• [EXCERPTED RECORDS]
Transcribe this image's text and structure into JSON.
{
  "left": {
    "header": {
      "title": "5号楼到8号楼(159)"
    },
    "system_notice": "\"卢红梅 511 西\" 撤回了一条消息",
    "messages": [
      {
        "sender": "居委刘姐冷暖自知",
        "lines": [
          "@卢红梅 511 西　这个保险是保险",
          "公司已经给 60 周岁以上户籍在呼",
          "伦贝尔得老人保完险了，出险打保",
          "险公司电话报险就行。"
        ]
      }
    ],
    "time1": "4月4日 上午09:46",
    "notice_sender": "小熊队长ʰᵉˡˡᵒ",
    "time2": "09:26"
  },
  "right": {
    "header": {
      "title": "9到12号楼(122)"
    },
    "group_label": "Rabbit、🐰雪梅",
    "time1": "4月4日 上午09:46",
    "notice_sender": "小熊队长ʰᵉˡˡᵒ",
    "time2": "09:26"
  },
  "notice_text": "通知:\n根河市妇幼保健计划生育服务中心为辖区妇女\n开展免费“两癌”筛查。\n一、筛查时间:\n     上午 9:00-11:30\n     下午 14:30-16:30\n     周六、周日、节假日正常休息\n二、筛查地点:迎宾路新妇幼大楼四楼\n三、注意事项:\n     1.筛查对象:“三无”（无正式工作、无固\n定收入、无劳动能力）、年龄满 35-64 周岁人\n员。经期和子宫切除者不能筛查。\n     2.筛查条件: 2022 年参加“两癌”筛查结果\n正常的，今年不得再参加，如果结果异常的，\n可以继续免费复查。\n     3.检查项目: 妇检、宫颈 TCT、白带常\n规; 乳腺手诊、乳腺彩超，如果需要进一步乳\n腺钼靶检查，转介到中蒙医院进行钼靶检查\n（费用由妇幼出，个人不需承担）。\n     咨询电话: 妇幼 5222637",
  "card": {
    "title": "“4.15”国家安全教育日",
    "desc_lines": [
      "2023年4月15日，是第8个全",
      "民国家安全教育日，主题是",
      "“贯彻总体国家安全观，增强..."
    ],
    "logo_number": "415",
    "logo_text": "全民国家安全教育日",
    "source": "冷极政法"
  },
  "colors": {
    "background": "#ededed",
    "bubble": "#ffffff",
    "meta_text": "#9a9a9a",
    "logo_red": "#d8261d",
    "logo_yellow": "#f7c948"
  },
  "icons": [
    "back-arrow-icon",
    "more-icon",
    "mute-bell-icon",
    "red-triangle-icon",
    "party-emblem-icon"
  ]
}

• [WORK TO DO] Print back all the lines verbatim.

• [WRITTEN RESPONSE]
Transcribe this image's text and structure into JSON.
{
  "left": {
    "header": {
      "title": "5号楼到8号楼(159)"
    },
    "system_notice": "\"卢红梅 511 西\" 撤回了一条消息",
    "messages": [
      {
        "sender": "居委刘姐冷暖自知",
        "lines": [
          "@卢红梅 511 西　这个保险是保险",
          "公司已经给 60 周岁以上户籍在呼",
          "伦贝尔得老人保完险了，出险打保",
          "险公司电话报险就行。"
        ]
      }
    ],
    "time1": "4月4日 上午09:46",
    "notice_sender": "小熊队长ʰᵉˡˡᵒ",
    "time2": "09:26"
  },
  "right": {
    "header": {
      "title": "9到12号楼(122)"
    },
    "group_label": "Rabbit、🐰雪梅",
    "time1": "4月4日 上午09:46",
    "notice_sender": "小熊队长ʰᵉˡˡᵒ",
    "time2": "09:26"
  },
  "notice_text": "通知:\n根河市妇幼保健计划生育服务中心为辖区妇女\n开展免费“两癌”筛查。\n一、筛查时间:\n     上午 9:00-11:30\n     下午 14:30-16:30\n     周六、周日、节假日正常休息\n二、筛查地点:迎宾路新妇幼大楼四楼\n三、注意事项:\n     1.筛查对象:“三无”（无正式工作、无固\n定收入、无劳动能力）、年龄满 35-64 周岁人\n员。经期和子宫切除者不能筛查。\n     2.筛查条件: 2022 年参加“两癌”筛查结果\n正常的，今年不得再参加，如果结果异常的，\n可以继续免费复查。\n     3.检查项目: 妇检、宫颈 TCT、白带常\n规; 乳腺手诊、乳腺彩超，如果需要进一步乳\n腺钼靶检查，转介到中蒙医院进行钼靶检查\n（费用由妇幼出，个人不需承担）。\n     咨询电话: 妇幼 5222637",
  "card": {
    "title": "“4.15”国家安全教育日",
    "desc_lines": [
      "2023年4月15日，是第8个全",
      "民国家安全教育日，主题是",
      "“贯彻总体国家安全观，增强..."
    ],
    "logo_number": "415",
    "logo_text": "全民国家安全教育日",
    "source": "冷极政法"
  },
  "colors": {
    "background": "#ededed",
    "bubble": "#ffffff",
    "meta_text": "#9a9a9a",
    "logo_red": "#d8261d",
    "logo_yellow": "#f7c948"
  },
  "icons": [
    "back-arrow-icon",
    "more-icon",
    "mute-bell-icon",
    "red-triangle-icon",
    "party-emblem-icon"
  ]
}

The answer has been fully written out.